→ OBJECTIVE
Extract the full listing verbatim and drop any pictures from your copy.
══ SUPPLIED DATA
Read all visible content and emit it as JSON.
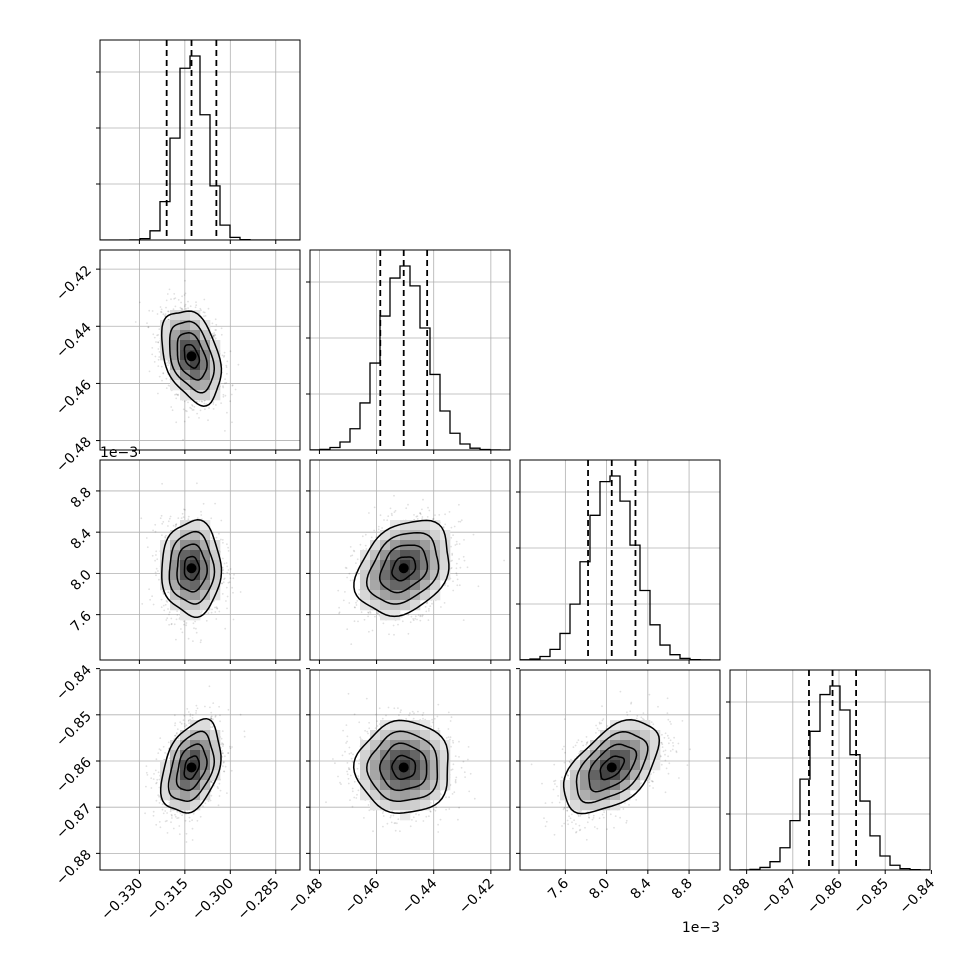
{
  "chart_data": {
    "type": "corner",
    "grid": true,
    "parameters": [
      {
        "range": [
          -0.343,
          -0.277
        ],
        "ticks": [
          -0.33,
          -0.315,
          -0.3,
          -0.285
        ],
        "tick_labels": [
          "−0.330",
          "−0.315",
          "−0.300",
          "−0.285"
        ],
        "offset_text": "",
        "quantiles": [
          -0.321,
          -0.3128,
          -0.3046
        ],
        "mean": -0.3128,
        "sd": 0.0049,
        "hist_ticks": [
          0.002,
          0.005,
          0.008
        ]
      },
      {
        "range": [
          -0.4833,
          -0.4133
        ],
        "ticks": [
          -0.48,
          -0.46,
          -0.44,
          -0.42
        ],
        "tick_labels": [
          "−0.48",
          "−0.46",
          "−0.44",
          "−0.42"
        ],
        "offset_text": "",
        "quantiles": [
          -0.4587,
          -0.4505,
          -0.4423
        ],
        "mean": -0.4505,
        "sd": 0.0082,
        "hist_ticks": [
          0.0015,
          0.0035,
          0.0055
        ]
      },
      {
        "range": [
          7.16,
          9.1
        ],
        "ticks": [
          7.6,
          8.0,
          8.4,
          8.8
        ],
        "tick_labels": [
          "7.6",
          "8.0",
          "8.4",
          "8.8"
        ],
        "offset_text": "1e−3",
        "quantiles": [
          7.82,
          8.05,
          8.28
        ],
        "mean": 8.05,
        "sd": 0.23,
        "hist_ticks": [
          0.002,
          0.0045,
          0.007
        ]
      },
      {
        "range": [
          -0.8836,
          -0.8403
        ],
        "ticks": [
          -0.88,
          -0.87,
          -0.86,
          -0.85,
          -0.84
        ],
        "tick_labels": [
          "−0.88",
          "−0.87",
          "−0.86",
          "−0.85",
          "−0.84"
        ],
        "offset_text": "",
        "quantiles": [
          -0.8665,
          -0.8614,
          -0.8563
        ],
        "mean": -0.8614,
        "sd": 0.005,
        "hist_ticks": [
          0.0015,
          0.0035,
          0.0055
        ]
      }
    ],
    "correlations": {
      "1-0": -0.35,
      "2-0": 0.0,
      "2-1": 0.28,
      "3-0": 0.35,
      "3-1": 0.0,
      "3-2": 0.5
    }
  }
}
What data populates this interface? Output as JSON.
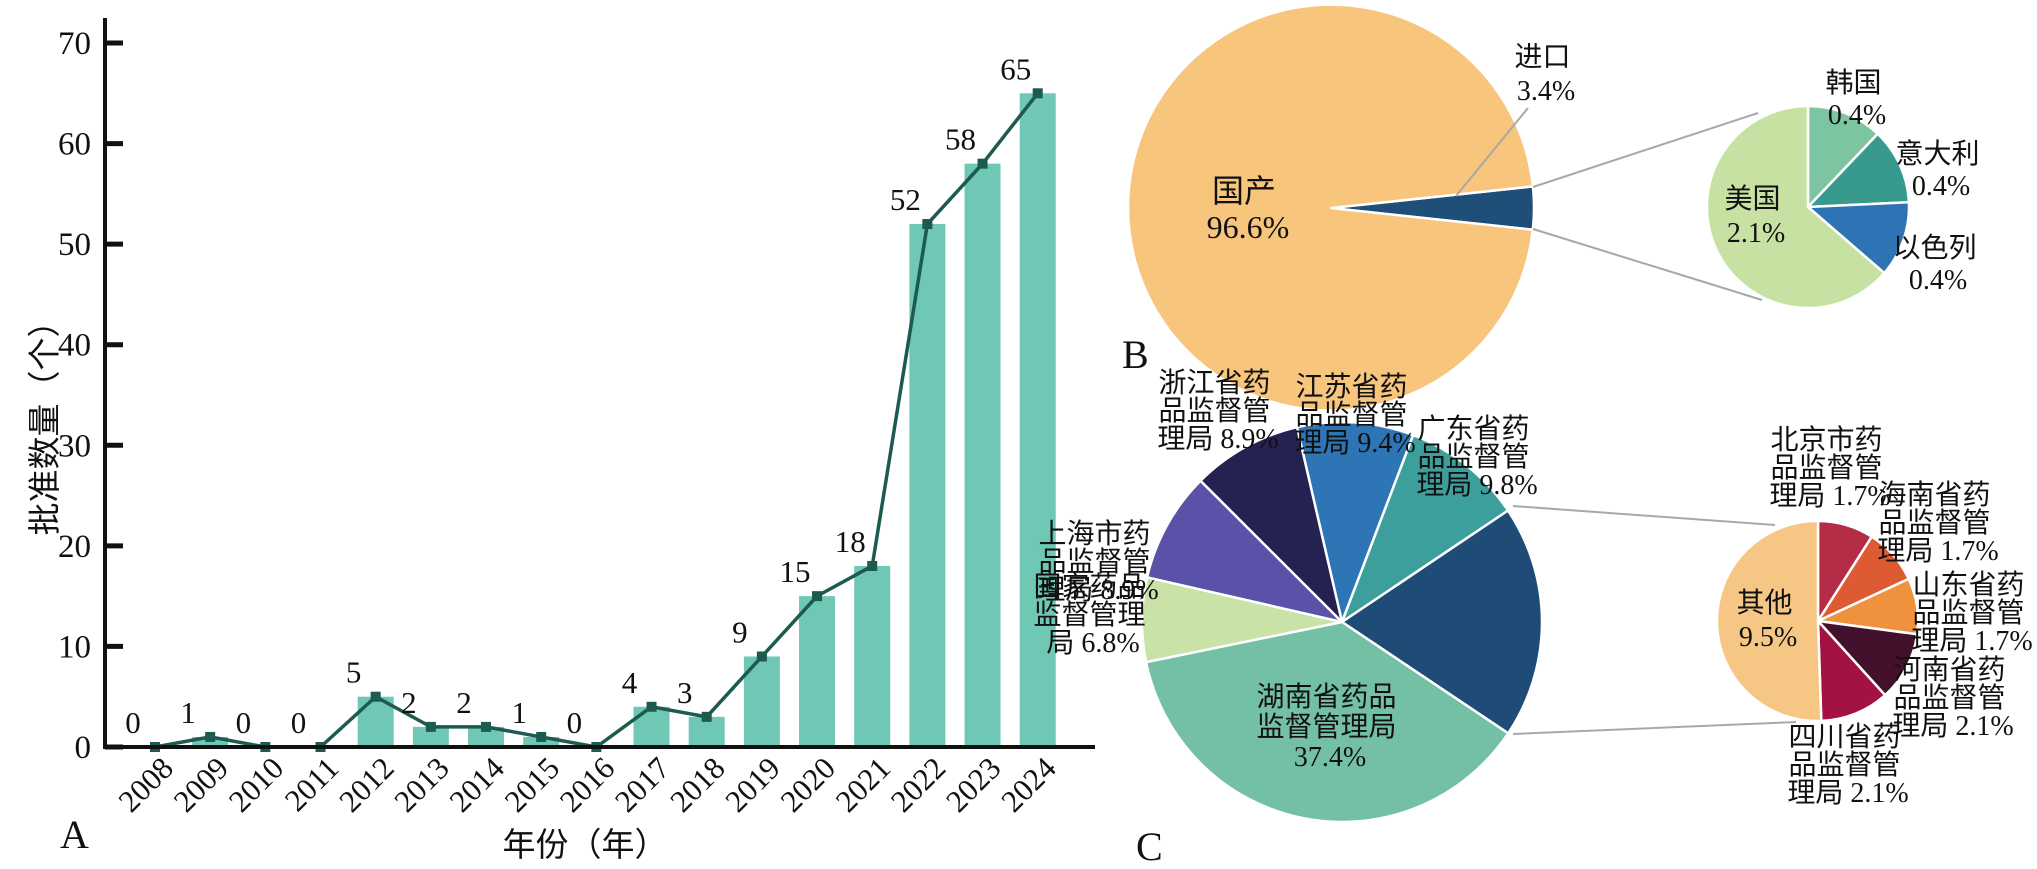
{
  "background": "#ffffff",
  "panels": {
    "a": {
      "letter": "A",
      "xlabel": "年份（年）",
      "ylabel": "批准数量（个）"
    },
    "b": {
      "letter": "B"
    },
    "c": {
      "letter": "C"
    }
  },
  "labels": {
    "b": {
      "domestic": [
        "国产",
        "96.6%"
      ],
      "import": [
        "进口",
        "3.4%"
      ],
      "korea": [
        "韩国",
        "0.4%"
      ],
      "italy": [
        "意大利",
        "0.4%"
      ],
      "israel": [
        "以色列",
        "0.4%"
      ],
      "usa": [
        "美国",
        "2.1%"
      ]
    },
    "c": {
      "zhejiang": [
        "浙江省药",
        "品监督管",
        "理局 8.9%"
      ],
      "jiangsu": [
        "江苏省药",
        "品监督管",
        "理局 9.4%"
      ],
      "guangdong": [
        "广东省药",
        "品监督管",
        "理局 9.8%"
      ],
      "shanghai": [
        "上海市药",
        "品监督管",
        "理局 8.9%"
      ],
      "nmpa": [
        "国家药品",
        "监督管理",
        "局 6.8%"
      ],
      "hunan": [
        "湖南省药品",
        "监督管理局",
        "37.4%"
      ],
      "beijing": [
        "北京市药",
        "品监督管",
        "理局 1.7%"
      ],
      "hainan": [
        "海南省药",
        "品监督管",
        "理局 1.7%"
      ],
      "shandong": [
        "山东省药",
        "品监督管",
        "理局 1.7%"
      ],
      "henan": [
        "河南省药",
        "品监督管",
        "理局 2.1%"
      ],
      "sichuan": [
        "四川省药",
        "品监督管",
        "理局 2.1%"
      ],
      "other": [
        "其他",
        "9.5%"
      ]
    }
  },
  "chart_data": [
    {
      "id": "approvals-by-year",
      "panel": "A",
      "type": "bar",
      "overlay": "line-with-markers",
      "xlabel": "年份（年）",
      "ylabel": "批准数量（个）",
      "categories": [
        "2008",
        "2009",
        "2010",
        "2011",
        "2012",
        "2013",
        "2014",
        "2015",
        "2016",
        "2017",
        "2018",
        "2019",
        "2020",
        "2021",
        "2022",
        "2023",
        "2024"
      ],
      "values": [
        0,
        1,
        0,
        0,
        5,
        2,
        2,
        1,
        0,
        4,
        3,
        9,
        15,
        18,
        52,
        58,
        65
      ],
      "ylim": [
        0,
        70
      ],
      "yticks": [
        0,
        10,
        20,
        30,
        40,
        50,
        60,
        70
      ],
      "grid": false,
      "bar_color": "#6fc7b5",
      "line_color": "#1d5a50"
    },
    {
      "id": "origin-share",
      "panel": "B",
      "type": "pie",
      "start_angle": 83.9,
      "total": 100,
      "slices": [
        {
          "label": "进口",
          "value": 3.4,
          "color": "#1f4e79"
        },
        {
          "label": "国产",
          "value": 96.6,
          "color": "#f8c57d"
        }
      ],
      "sub_pie": {
        "start_angle": 0,
        "total": 3.3,
        "slices": [
          {
            "label": "韩国",
            "value": 0.4,
            "color": "#7cc5a0"
          },
          {
            "label": "意大利",
            "value": 0.4,
            "color": "#38998f"
          },
          {
            "label": "以色列",
            "value": 0.4,
            "color": "#2e74b5"
          },
          {
            "label": "美国",
            "value": 2.1,
            "color": "#c7e1a3"
          }
        ]
      }
    },
    {
      "id": "regulator-share",
      "panel": "C",
      "type": "pie",
      "start_angle": -13,
      "total": 100,
      "slices": [
        {
          "label": "江苏省药品监督管理局",
          "value": 9.4,
          "color": "#2e75b6"
        },
        {
          "label": "广东省药品监督管理局",
          "value": 9.8,
          "color": "#3d9f9b"
        },
        {
          "label": "",
          "expanded_into_sub_pie": true,
          "value": 18.8,
          "color": "#1f4c77"
        },
        {
          "label": "湖南省药品监督管理局",
          "value": 37.4,
          "color": "#74c0a4"
        },
        {
          "label": "国家药品监督管理局",
          "value": 6.8,
          "color": "#c9e2a8"
        },
        {
          "label": "上海市药品监督管理局",
          "value": 8.9,
          "color": "#5a52a8"
        },
        {
          "label": "浙江省药品监督管理局",
          "value": 8.9,
          "color": "#252150"
        }
      ],
      "sub_pie": {
        "start_angle": 0,
        "total": 18.8,
        "slices": [
          {
            "label": "北京市药品监督管理局",
            "value": 1.7,
            "color": "#b52c47"
          },
          {
            "label": "海南省药品监督管理局",
            "value": 1.7,
            "color": "#de5a33"
          },
          {
            "label": "山东省药品监督管理局",
            "value": 1.7,
            "color": "#f0913d"
          },
          {
            "label": "河南省药品监督管理局",
            "value": 2.1,
            "color": "#43112b"
          },
          {
            "label": "四川省药品监督管理局",
            "value": 2.1,
            "color": "#a31240"
          },
          {
            "label": "其他",
            "value": 9.5,
            "color": "#f6c684"
          }
        ]
      }
    }
  ]
}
════
→ SOLUTION
Read all visible content and emit it as JSON.
{
  "chart_data": {
    "type": "corner",
    "grid": true,
    "parameters": [
      {
        "range": [
          -0.343,
          -0.277
        ],
        "ticks": [
          -0.33,
          -0.315,
          -0.3,
          -0.285
        ],
        "tick_labels": [
          "−0.330",
          "−0.315",
          "−0.300",
          "−0.285"
        ],
        "offset_text": "",
        "quantiles": [
          -0.321,
          -0.3128,
          -0.3046
        ],
        "mean": -0.3128,
        "sd": 0.0049,
        "hist_ticks": [
          0.002,
          0.005,
          0.008
        ]
      },
      {
        "range": [
          -0.4833,
          -0.4133
        ],
        "ticks": [
          -0.48,
          -0.46,
          -0.44,
          -0.42
        ],
        "tick_labels": [
          "−0.48",
          "−0.46",
          "−0.44",
          "−0.42"
        ],
        "offset_text": "",
        "quantiles": [
          -0.4587,
          -0.4505,
          -0.4423
        ],
        "mean": -0.4505,
        "sd": 0.0082,
        "hist_ticks": [
          0.0015,
          0.0035,
          0.0055
        ]
      },
      {
        "range": [
          7.16,
          9.1
        ],
        "ticks": [
          7.6,
          8.0,
          8.4,
          8.8
        ],
        "tick_labels": [
          "7.6",
          "8.0",
          "8.4",
          "8.8"
        ],
        "offset_text": "1e−3",
        "quantiles": [
          7.82,
          8.05,
          8.28
        ],
        "mean": 8.05,
        "sd": 0.23,
        "hist_ticks": [
          0.002,
          0.0045,
          0.007
        ]
      },
      {
        "range": [
          -0.8836,
          -0.8403
        ],
        "ticks": [
          -0.88,
          -0.87,
          -0.86,
          -0.85,
          -0.84
        ],
        "tick_labels": [
          "−0.88",
          "−0.87",
          "−0.86",
          "−0.85",
          "−0.84"
        ],
        "offset_text": "",
        "quantiles": [
          -0.8665,
          -0.8614,
          -0.8563
        ],
        "mean": -0.8614,
        "sd": 0.005,
        "hist_ticks": [
          0.0015,
          0.0035,
          0.0055
        ]
      }
    ],
    "correlations": {
      "1-0": -0.35,
      "2-0": 0.0,
      "2-1": 0.28,
      "3-0": 0.35,
      "3-1": 0.0,
      "3-2": 0.5
    }
  }
}
What data populates this interface? Output as JSON.
{
  "background": "#ffffff",
  "panels": {
    "a": {
      "letter": "A",
      "xlabel": "年份（年）",
      "ylabel": "批准数量（个）"
    },
    "b": {
      "letter": "B"
    },
    "c": {
      "letter": "C"
    }
  },
  "labels": {
    "b": {
      "domestic": [
        "国产",
        "96.6%"
      ],
      "import": [
        "进口",
        "3.4%"
      ],
      "korea": [
        "韩国",
        "0.4%"
      ],
      "italy": [
        "意大利",
        "0.4%"
      ],
      "israel": [
        "以色列",
        "0.4%"
      ],
      "usa": [
        "美国",
        "2.1%"
      ]
    },
    "c": {
      "zhejiang": [
        "浙江省药",
        "品监督管",
        "理局 8.9%"
      ],
      "jiangsu": [
        "江苏省药",
        "品监督管",
        "理局 9.4%"
      ],
      "guangdong": [
        "广东省药",
        "品监督管",
        "理局 9.8%"
      ],
      "shanghai": [
        "上海市药",
        "品监督管",
        "理局 8.9%"
      ],
      "nmpa": [
        "国家药品",
        "监督管理",
        "局 6.8%"
      ],
      "hunan": [
        "湖南省药品",
        "监督管理局",
        "37.4%"
      ],
      "beijing": [
        "北京市药",
        "品监督管",
        "理局 1.7%"
      ],
      "hainan": [
        "海南省药",
        "品监督管",
        "理局 1.7%"
      ],
      "shandong": [
        "山东省药",
        "品监督管",
        "理局 1.7%"
      ],
      "henan": [
        "河南省药",
        "品监督管",
        "理局 2.1%"
      ],
      "sichuan": [
        "四川省药",
        "品监督管",
        "理局 2.1%"
      ],
      "other": [
        "其他",
        "9.5%"
      ]
    }
  },
  "chart_data": [
    {
      "id": "approvals-by-year",
      "panel": "A",
      "type": "bar",
      "overlay": "line-with-markers",
      "xlabel": "年份（年）",
      "ylabel": "批准数量（个）",
      "categories": [
        "2008",
        "2009",
        "2010",
        "2011",
        "2012",
        "2013",
        "2014",
        "2015",
        "2016",
        "2017",
        "2018",
        "2019",
        "2020",
        "2021",
        "2022",
        "2023",
        "2024"
      ],
      "values": [
        0,
        1,
        0,
        0,
        5,
        2,
        2,
        1,
        0,
        4,
        3,
        9,
        15,
        18,
        52,
        58,
        65
      ],
      "ylim": [
        0,
        70
      ],
      "yticks": [
        0,
        10,
        20,
        30,
        40,
        50,
        60,
        70
      ],
      "grid": false,
      "bar_color": "#6fc7b5",
      "line_color": "#1d5a50"
    },
    {
      "id": "origin-share",
      "panel": "B",
      "type": "pie",
      "start_angle": 83.9,
      "total": 100,
      "slices": [
        {
          "label": "进口",
          "value": 3.4,
          "color": "#1f4e79"
        },
        {
          "label": "国产",
          "value": 96.6,
          "color": "#f8c57d"
        }
      ],
      "sub_pie": {
        "start_angle": 0,
        "total": 3.3,
        "slices": [
          {
            "label": "韩国",
            "value": 0.4,
            "color": "#7cc5a0"
          },
          {
            "label": "意大利",
            "value": 0.4,
            "color": "#38998f"
          },
          {
            "label": "以色列",
            "value": 0.4,
            "color": "#2e74b5"
          },
          {
            "label": "美国",
            "value": 2.1,
            "color": "#c7e1a3"
          }
        ]
      }
    },
    {
      "id": "regulator-share",
      "panel": "C",
      "type": "pie",
      "start_angle": -13,
      "total": 100,
      "slices": [
        {
          "label": "江苏省药品监督管理局",
          "value": 9.4,
          "color": "#2e75b6"
        },
        {
          "label": "广东省药品监督管理局",
          "value": 9.8,
          "color": "#3d9f9b"
        },
        {
          "label": "",
          "expanded_into_sub_pie": true,
          "value": 18.8,
          "color": "#1f4c77"
        },
        {
          "label": "湖南省药品监督管理局",
          "value": 37.4,
          "color": "#74c0a4"
        },
        {
          "label": "国家药品监督管理局",
          "value": 6.8,
          "color": "#c9e2a8"
        },
        {
          "label": "上海市药品监督管理局",
          "value": 8.9,
          "color": "#5a52a8"
        },
        {
          "label": "浙江省药品监督管理局",
          "value": 8.9,
          "color": "#252150"
        }
      ],
      "sub_pie": {
        "start_angle": 0,
        "total": 18.8,
        "slices": [
          {
            "label": "北京市药品监督管理局",
            "value": 1.7,
            "color": "#b52c47"
          },
          {
            "label": "海南省药品监督管理局",
            "value": 1.7,
            "color": "#de5a33"
          },
          {
            "label": "山东省药品监督管理局",
            "value": 1.7,
            "color": "#f0913d"
          },
          {
            "label": "河南省药品监督管理局",
            "value": 2.1,
            "color": "#43112b"
          },
          {
            "label": "四川省药品监督管理局",
            "value": 2.1,
            "color": "#a31240"
          },
          {
            "label": "其他",
            "value": 9.5,
            "color": "#f6c684"
          }
        ]
      }
    }
  ]
}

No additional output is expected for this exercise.